**Brief:**
Exact reproduction of the data is required, with images excluded.

**Records shown:**
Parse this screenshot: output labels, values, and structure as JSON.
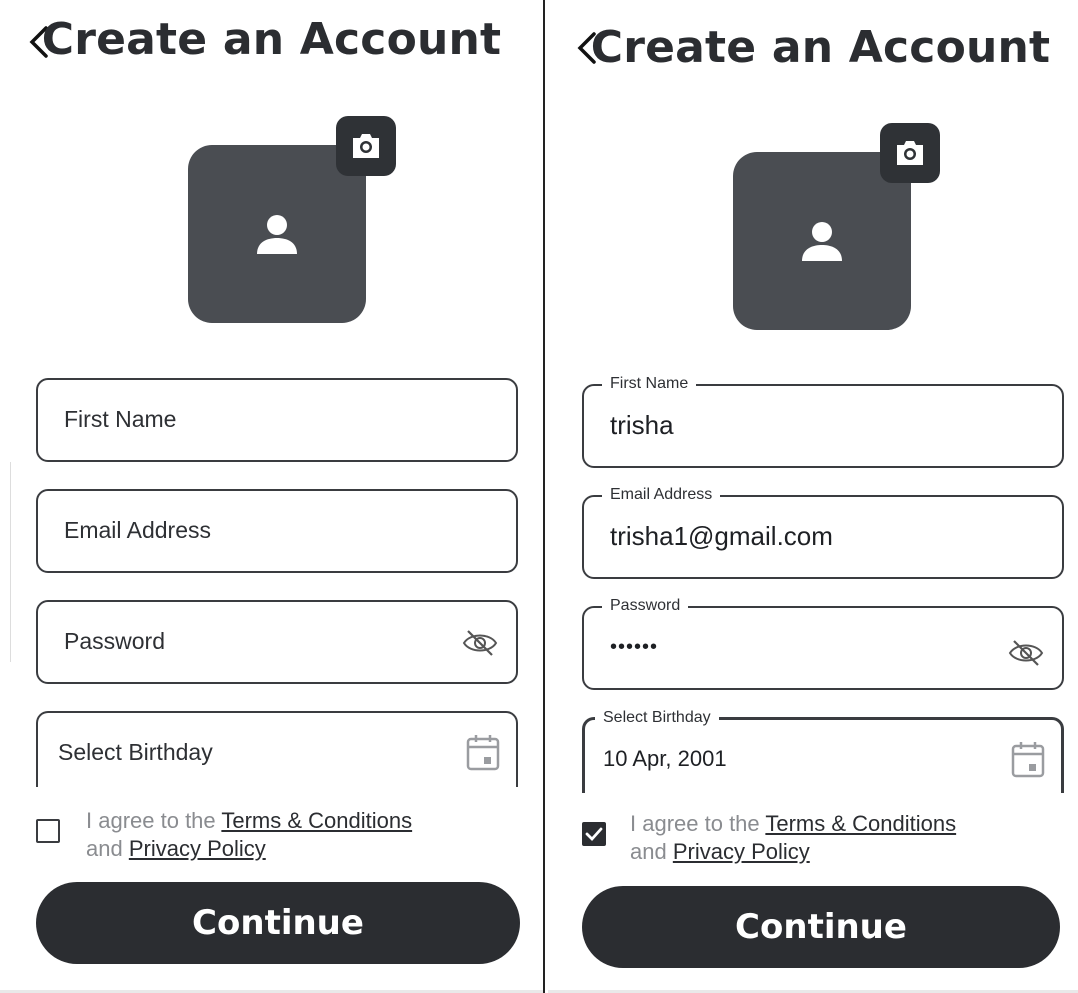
{
  "left": {
    "back_icon": "chevron-left",
    "title": "Create an Account",
    "camera_icon": "camera",
    "avatar_icon": "person",
    "fields": {
      "first_name": {
        "placeholder": "First Name"
      },
      "email": {
        "placeholder": "Email Address"
      },
      "password": {
        "placeholder": "Password",
        "icon": "eye-off"
      },
      "birthday": {
        "placeholder": "Select Birthday",
        "icon": "calendar"
      }
    },
    "agree": {
      "checked": false,
      "prefix": "I agree to the ",
      "terms": "Terms & Conditions",
      "middle": "and ",
      "privacy": "Privacy Policy "
    },
    "continue_label": "Continue"
  },
  "right": {
    "back_icon": "chevron-left",
    "title": "Create an Account",
    "camera_icon": "camera",
    "avatar_icon": "person",
    "fields": {
      "first_name": {
        "label": "First Name",
        "value": "trisha"
      },
      "email": {
        "label": "Email Address",
        "value": "trisha1@gmail.com"
      },
      "password": {
        "label": "Password",
        "value": "••••••",
        "icon": "eye-off"
      },
      "birthday": {
        "label": "Select Birthday",
        "value": "10 Apr, 2001",
        "icon": "calendar"
      }
    },
    "agree": {
      "checked": true,
      "prefix": "I agree to the ",
      "terms": "Terms & Conditions",
      "middle": "and ",
      "privacy": "Privacy Policy "
    },
    "continue_label": "Continue"
  },
  "colors": {
    "primary": "#2b2d31",
    "avatar_bg": "#4a4d52",
    "muted_text": "#8a8c90"
  }
}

**Answer for the task:**
Parse this screenshot: output labels, values, and structure as JSON.
{
  "left": {
    "back_icon": "chevron-left",
    "title": "Create an Account",
    "camera_icon": "camera",
    "avatar_icon": "person",
    "fields": {
      "first_name": {
        "placeholder": "First Name"
      },
      "email": {
        "placeholder": "Email Address"
      },
      "password": {
        "placeholder": "Password",
        "icon": "eye-off"
      },
      "birthday": {
        "placeholder": "Select Birthday",
        "icon": "calendar"
      }
    },
    "agree": {
      "checked": false,
      "prefix": "I agree to the ",
      "terms": "Terms & Conditions",
      "middle": "and ",
      "privacy": "Privacy Policy "
    },
    "continue_label": "Continue"
  },
  "right": {
    "back_icon": "chevron-left",
    "title": "Create an Account",
    "camera_icon": "camera",
    "avatar_icon": "person",
    "fields": {
      "first_name": {
        "label": "First Name",
        "value": "trisha"
      },
      "email": {
        "label": "Email Address",
        "value": "trisha1@gmail.com"
      },
      "password": {
        "label": "Password",
        "value": "••••••",
        "icon": "eye-off"
      },
      "birthday": {
        "label": "Select Birthday",
        "value": "10 Apr, 2001",
        "icon": "calendar"
      }
    },
    "agree": {
      "checked": true,
      "prefix": "I agree to the ",
      "terms": "Terms & Conditions",
      "middle": "and ",
      "privacy": "Privacy Policy "
    },
    "continue_label": "Continue"
  },
  "colors": {
    "primary": "#2b2d31",
    "avatar_bg": "#4a4d52",
    "muted_text": "#8a8c90"
  }
}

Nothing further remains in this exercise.